▶ What you are asked to do: Answer with nothing except the number of lines that contain the word "Satellites".

▶ Material provided:
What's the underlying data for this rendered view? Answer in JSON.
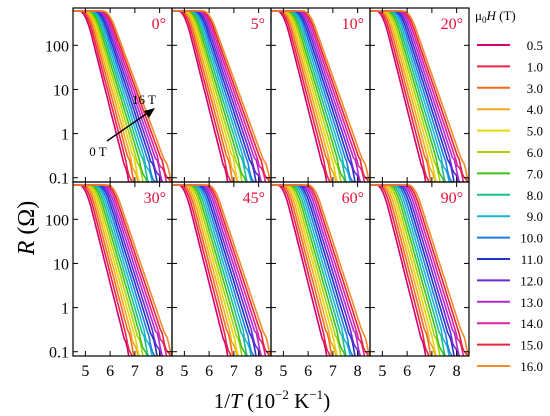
{
  "figure": {
    "y_axis_label_main": "R",
    "y_axis_label_unit": " (Ω)",
    "x_axis_label_main": "1/",
    "x_axis_label_italic": "T",
    "x_axis_label_unit_open": " (10",
    "x_axis_label_exp": "−2",
    "x_axis_label_unit_mid": " K",
    "x_axis_label_exp2": "−1",
    "x_axis_label_unit_close": ")",
    "inset_arrow_start_label": "0 T",
    "inset_arrow_end_label": "16 T",
    "legend_title_prefix": "μ",
    "legend_title_sub": "0",
    "legend_title_italic": "H",
    "legend_title_suffix": " (T)"
  },
  "chart_data": {
    "type": "line",
    "layout": "2x4 small multiples sharing axes",
    "x_scale": "linear",
    "y_scale": "log",
    "xlim": [
      4.5,
      8.5
    ],
    "ylim": [
      0.08,
      700
    ],
    "x_ticks": [
      5,
      6,
      7,
      8
    ],
    "y_ticks": [
      0.1,
      1,
      10,
      100
    ],
    "y_tick_labels": [
      "0.1",
      "1",
      "10",
      "100"
    ],
    "plateau_resistance": 600,
    "panels": [
      {
        "angle_label": "0°",
        "onset_x_at_0T": 5.0,
        "onset_x_at_16T": 5.95,
        "x_at_0p1_0T": 6.7,
        "x_at_0p1_16T": 8.45
      },
      {
        "angle_label": "5°",
        "onset_x_at_0T": 5.0,
        "onset_x_at_16T": 6.0,
        "x_at_0p1_0T": 6.7,
        "x_at_0p1_16T": 8.45
      },
      {
        "angle_label": "10°",
        "onset_x_at_0T": 5.0,
        "onset_x_at_16T": 6.05,
        "x_at_0p1_0T": 6.7,
        "x_at_0p1_16T": 8.45
      },
      {
        "angle_label": "20°",
        "onset_x_at_0T": 5.0,
        "onset_x_at_16T": 6.1,
        "x_at_0p1_0T": 6.7,
        "x_at_0p1_16T": 8.45
      },
      {
        "angle_label": "30°",
        "onset_x_at_0T": 5.0,
        "onset_x_at_16T": 6.15,
        "x_at_0p1_0T": 6.7,
        "x_at_0p1_16T": 8.45
      },
      {
        "angle_label": "45°",
        "onset_x_at_0T": 5.0,
        "onset_x_at_16T": 6.2,
        "x_at_0p1_0T": 6.7,
        "x_at_0p1_16T": 8.45
      },
      {
        "angle_label": "60°",
        "onset_x_at_0T": 5.0,
        "onset_x_at_16T": 6.25,
        "x_at_0p1_0T": 6.7,
        "x_at_0p1_16T": 8.45
      },
      {
        "angle_label": "90°",
        "onset_x_at_0T": 5.0,
        "onset_x_at_16T": 6.3,
        "x_at_0p1_0T": 6.7,
        "x_at_0p1_16T": 8.45
      }
    ],
    "series": [
      {
        "name": "0.5",
        "color": "#d4006e"
      },
      {
        "name": "1.0",
        "color": "#e8244a"
      },
      {
        "name": "3.0",
        "color": "#f26a1b"
      },
      {
        "name": "4.0",
        "color": "#f5a623"
      },
      {
        "name": "5.0",
        "color": "#e8d400"
      },
      {
        "name": "6.0",
        "color": "#a6d400"
      },
      {
        "name": "7.0",
        "color": "#3cc21b"
      },
      {
        "name": "8.0",
        "color": "#1bbf8a"
      },
      {
        "name": "9.0",
        "color": "#19b6d2"
      },
      {
        "name": "10.0",
        "color": "#1e7be0"
      },
      {
        "name": "11.0",
        "color": "#2433c8"
      },
      {
        "name": "12.0",
        "color": "#6a2ad4"
      },
      {
        "name": "13.0",
        "color": "#b02ad4"
      },
      {
        "name": "14.0",
        "color": "#e0209e"
      },
      {
        "name": "15.0",
        "color": "#e8243c"
      },
      {
        "name": "16.0",
        "color": "#f08a2a"
      }
    ]
  }
}
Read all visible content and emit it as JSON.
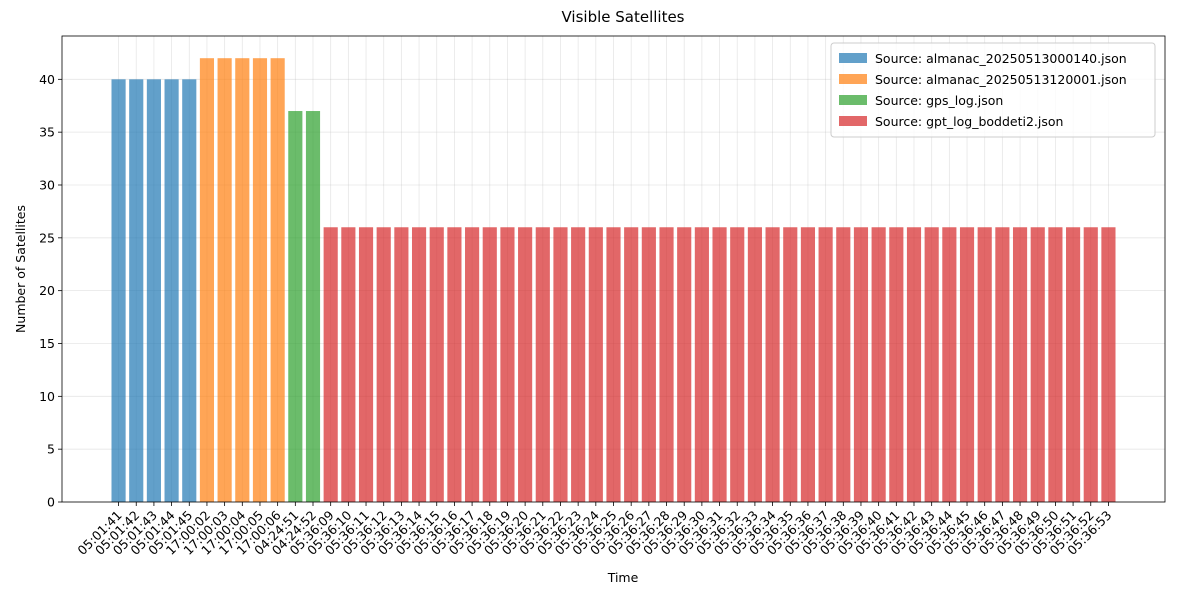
{
  "chart_data": {
    "type": "bar",
    "title": "Visible Satellites",
    "x_label": "Time",
    "y_label": "Number of Satellites",
    "categories": [
      "05:01:41",
      "05:01:42",
      "05:01:43",
      "05:01:44",
      "05:01:45",
      "17:00:02",
      "17:00:03",
      "17:00:04",
      "17:00:05",
      "17:00:06",
      "04:24:51",
      "04:24:52",
      "05:36:09",
      "05:36:10",
      "05:36:11",
      "05:36:12",
      "05:36:13",
      "05:36:14",
      "05:36:15",
      "05:36:16",
      "05:36:17",
      "05:36:18",
      "05:36:19",
      "05:36:20",
      "05:36:21",
      "05:36:22",
      "05:36:23",
      "05:36:24",
      "05:36:25",
      "05:36:26",
      "05:36:27",
      "05:36:28",
      "05:36:29",
      "05:36:30",
      "05:36:31",
      "05:36:32",
      "05:36:33",
      "05:36:34",
      "05:36:35",
      "05:36:36",
      "05:36:37",
      "05:36:38",
      "05:36:39",
      "05:36:40",
      "05:36:41",
      "05:36:42",
      "05:36:43",
      "05:36:44",
      "05:36:45",
      "05:36:46",
      "05:36:47",
      "05:36:48",
      "05:36:49",
      "05:36:50",
      "05:36:51",
      "05:36:52",
      "05:36:53"
    ],
    "series": [
      {
        "name": "Source: almanac_20250513000140.json",
        "color": "#1f77b4",
        "values": [
          40,
          40,
          40,
          40,
          40,
          null,
          null,
          null,
          null,
          null,
          null,
          null,
          null,
          null,
          null,
          null,
          null,
          null,
          null,
          null,
          null,
          null,
          null,
          null,
          null,
          null,
          null,
          null,
          null,
          null,
          null,
          null,
          null,
          null,
          null,
          null,
          null,
          null,
          null,
          null,
          null,
          null,
          null,
          null,
          null,
          null,
          null,
          null,
          null,
          null,
          null,
          null,
          null,
          null,
          null,
          null,
          null
        ]
      },
      {
        "name": "Source: almanac_20250513120001.json",
        "color": "#ff7f0e",
        "values": [
          null,
          null,
          null,
          null,
          null,
          42,
          42,
          42,
          42,
          42,
          null,
          null,
          null,
          null,
          null,
          null,
          null,
          null,
          null,
          null,
          null,
          null,
          null,
          null,
          null,
          null,
          null,
          null,
          null,
          null,
          null,
          null,
          null,
          null,
          null,
          null,
          null,
          null,
          null,
          null,
          null,
          null,
          null,
          null,
          null,
          null,
          null,
          null,
          null,
          null,
          null,
          null,
          null,
          null,
          null,
          null,
          null
        ]
      },
      {
        "name": "Source: gps_log.json",
        "color": "#2ca02c",
        "values": [
          null,
          null,
          null,
          null,
          null,
          null,
          null,
          null,
          null,
          null,
          37,
          37,
          null,
          null,
          null,
          null,
          null,
          null,
          null,
          null,
          null,
          null,
          null,
          null,
          null,
          null,
          null,
          null,
          null,
          null,
          null,
          null,
          null,
          null,
          null,
          null,
          null,
          null,
          null,
          null,
          null,
          null,
          null,
          null,
          null,
          null,
          null,
          null,
          null,
          null,
          null,
          null,
          null,
          null,
          null,
          null,
          null
        ]
      },
      {
        "name": "Source: gpt_log_boddeti2.json",
        "color": "#d62728",
        "values": [
          null,
          null,
          null,
          null,
          null,
          null,
          null,
          null,
          null,
          null,
          null,
          null,
          26,
          26,
          26,
          26,
          26,
          26,
          26,
          26,
          26,
          26,
          26,
          26,
          26,
          26,
          26,
          26,
          26,
          26,
          26,
          26,
          26,
          26,
          26,
          26,
          26,
          26,
          26,
          26,
          26,
          26,
          26,
          26,
          26,
          26,
          26,
          26,
          26,
          26,
          26,
          26,
          26,
          26,
          26,
          26,
          26
        ]
      }
    ],
    "ylim": [
      0,
      44.1
    ],
    "yticks": [
      0,
      5,
      10,
      15,
      20,
      25,
      30,
      35,
      40
    ],
    "grid": true,
    "legend": "upper right"
  }
}
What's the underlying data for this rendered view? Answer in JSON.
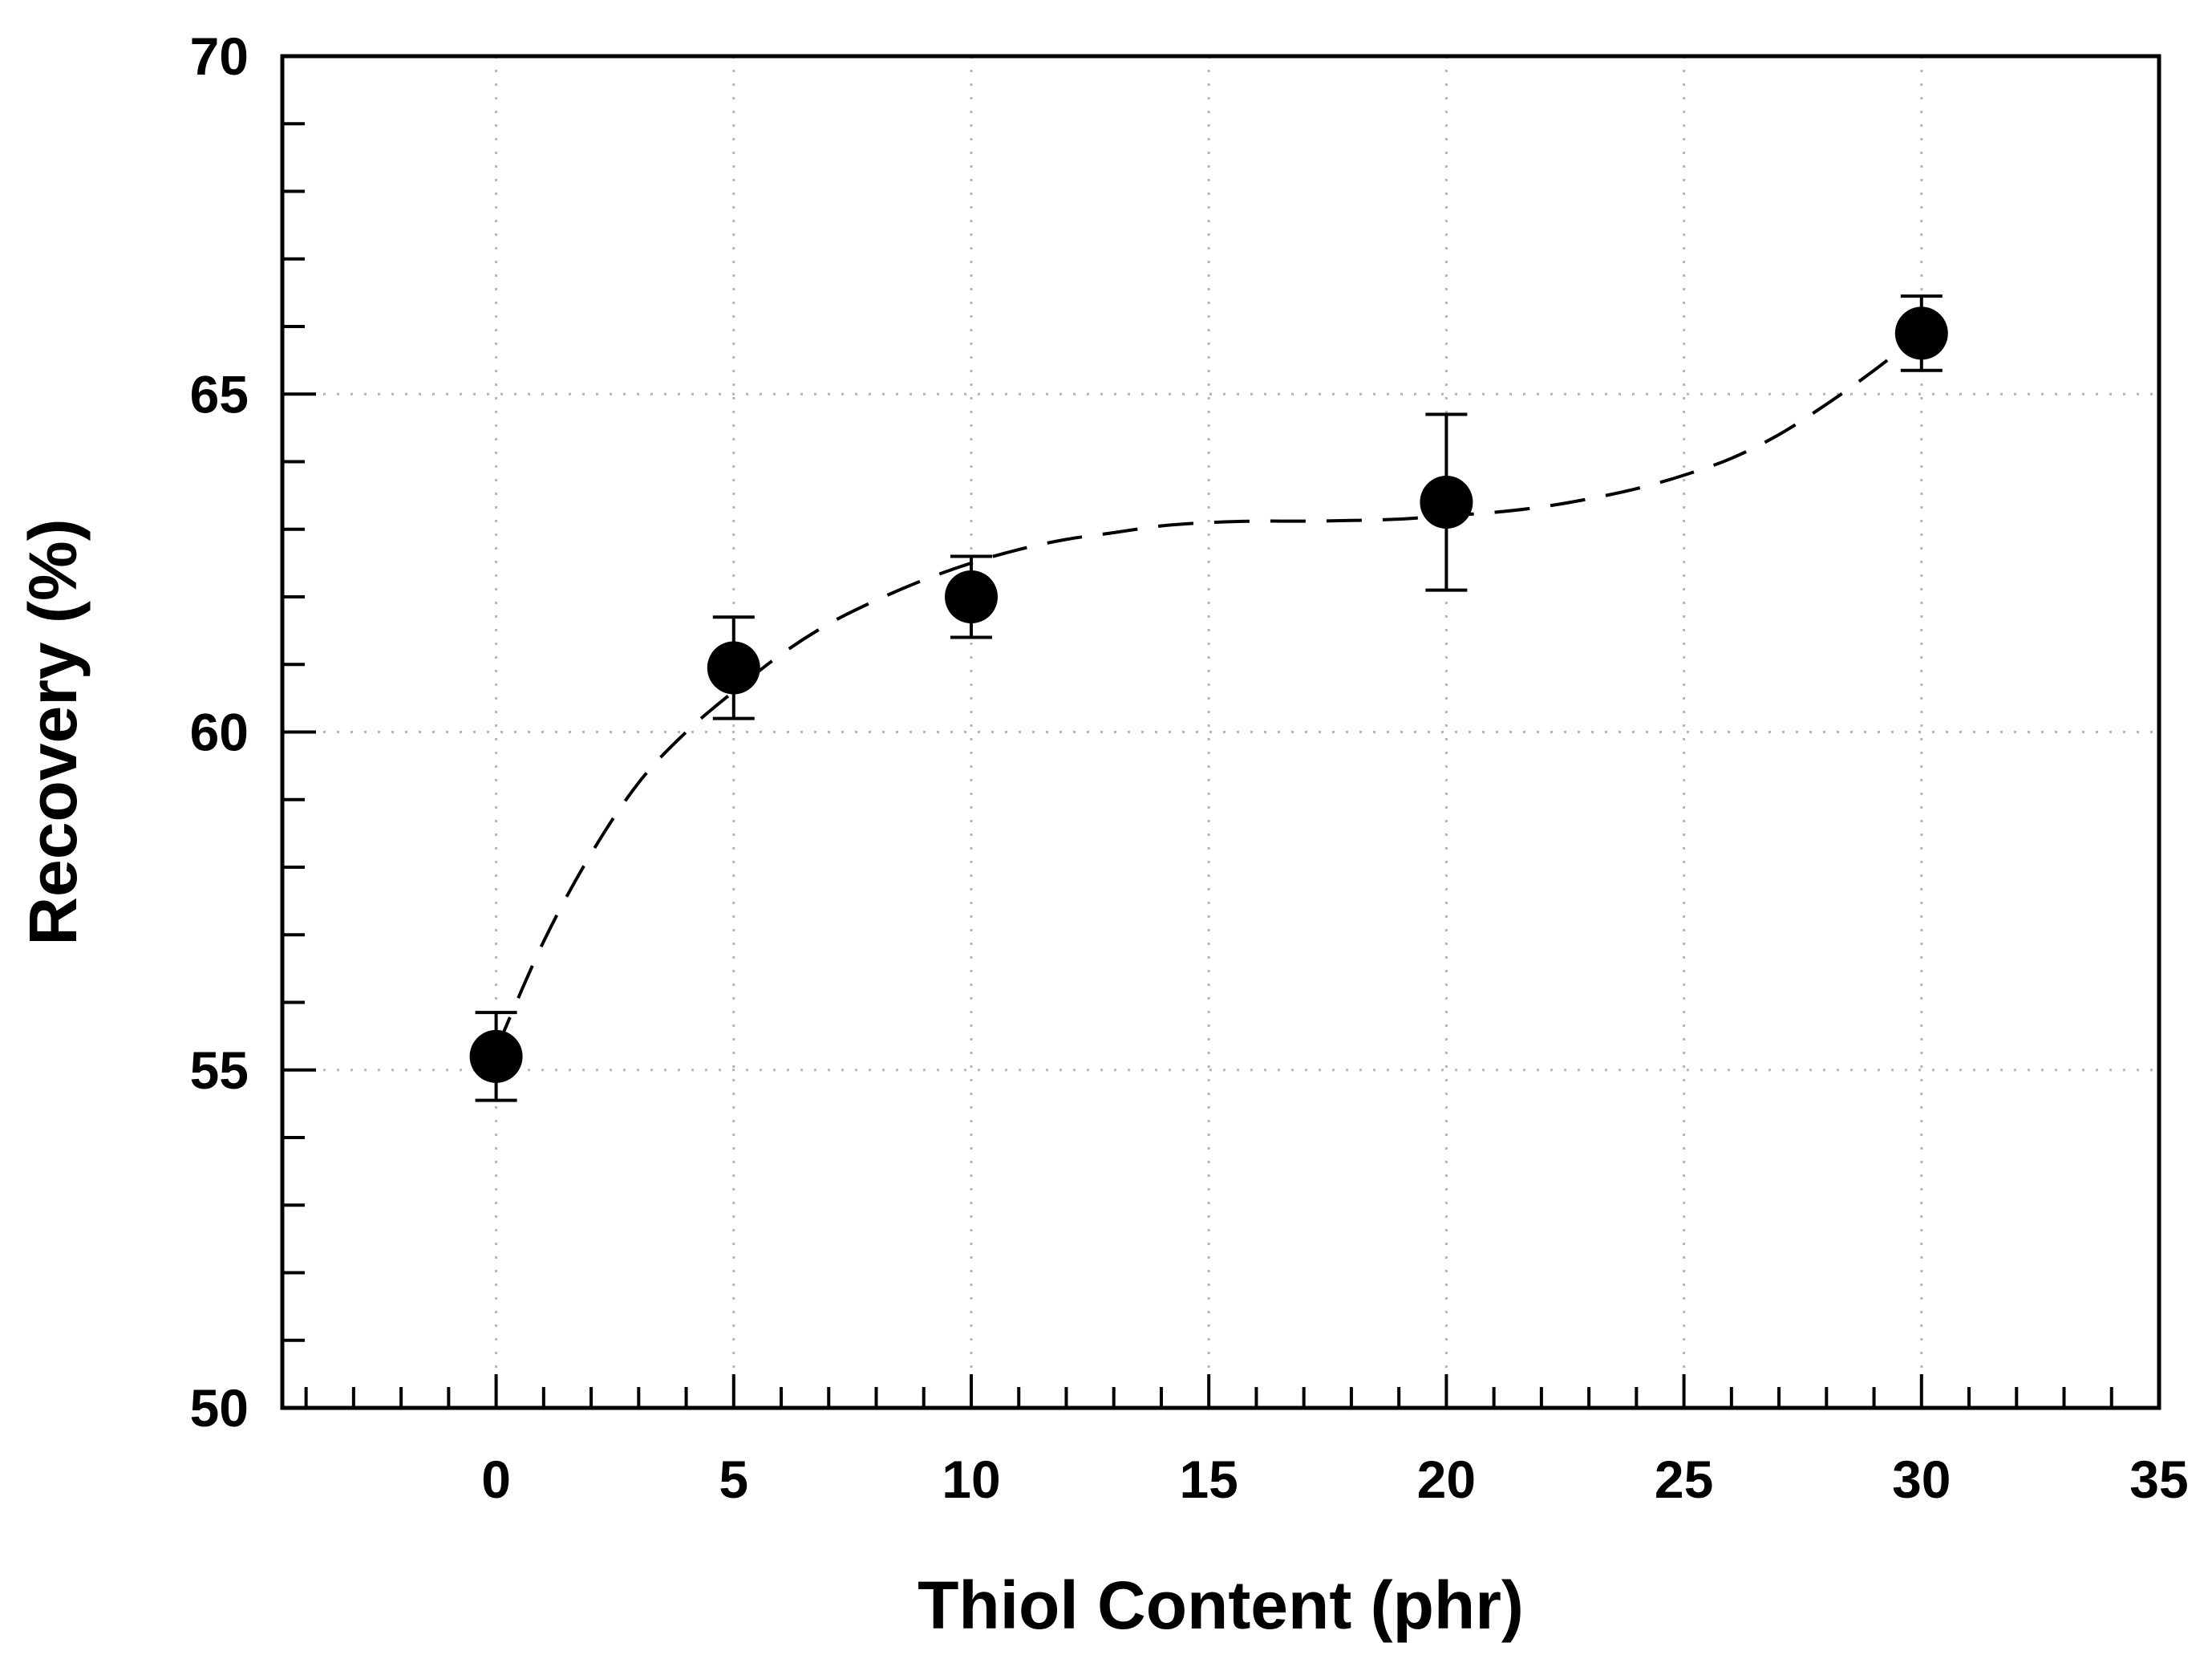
{
  "chart_data": {
    "type": "scatter",
    "title": "",
    "xlabel": "Thiol Content (phr)",
    "ylabel": "Recovery (%)",
    "xlim": [
      -4.5,
      35
    ],
    "ylim": [
      50,
      70
    ],
    "x_ticks": [
      0,
      5,
      10,
      15,
      20,
      25,
      30,
      35
    ],
    "x_tick_labels": [
      "0",
      "5",
      "10",
      "15",
      "20",
      "25",
      "30",
      "35"
    ],
    "x_minor_step": 1,
    "y_ticks": [
      50,
      55,
      60,
      65,
      70
    ],
    "y_tick_labels": [
      "50",
      "55",
      "60",
      "65",
      "70"
    ],
    "y_minor_step": 1,
    "grid": true,
    "series": [
      {
        "name": "Recovery",
        "x": [
          0,
          5,
          10,
          20,
          30
        ],
        "y": [
          55.2,
          60.95,
          62.0,
          63.4,
          65.9
        ],
        "yerr": [
          0.65,
          0.75,
          0.6,
          1.3,
          0.55
        ],
        "color": "#000000"
      }
    ],
    "trend_line": {
      "style": "dashed",
      "color": "#000000",
      "x": [
        0,
        1,
        2,
        3,
        4,
        5,
        6,
        7,
        8,
        9,
        10,
        11,
        12,
        13,
        14,
        15,
        16,
        17,
        18,
        19,
        20,
        21,
        22,
        23,
        24,
        25,
        26,
        27,
        28,
        29,
        30
      ],
      "y": [
        55.3,
        56.9,
        58.2,
        59.25,
        60.0,
        60.6,
        61.15,
        61.6,
        61.95,
        62.25,
        62.5,
        62.7,
        62.85,
        62.95,
        63.05,
        63.1,
        63.12,
        63.12,
        63.13,
        63.15,
        63.2,
        63.25,
        63.33,
        63.45,
        63.6,
        63.8,
        64.05,
        64.4,
        64.85,
        65.35,
        65.9
      ]
    }
  }
}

▶ Final answer: 2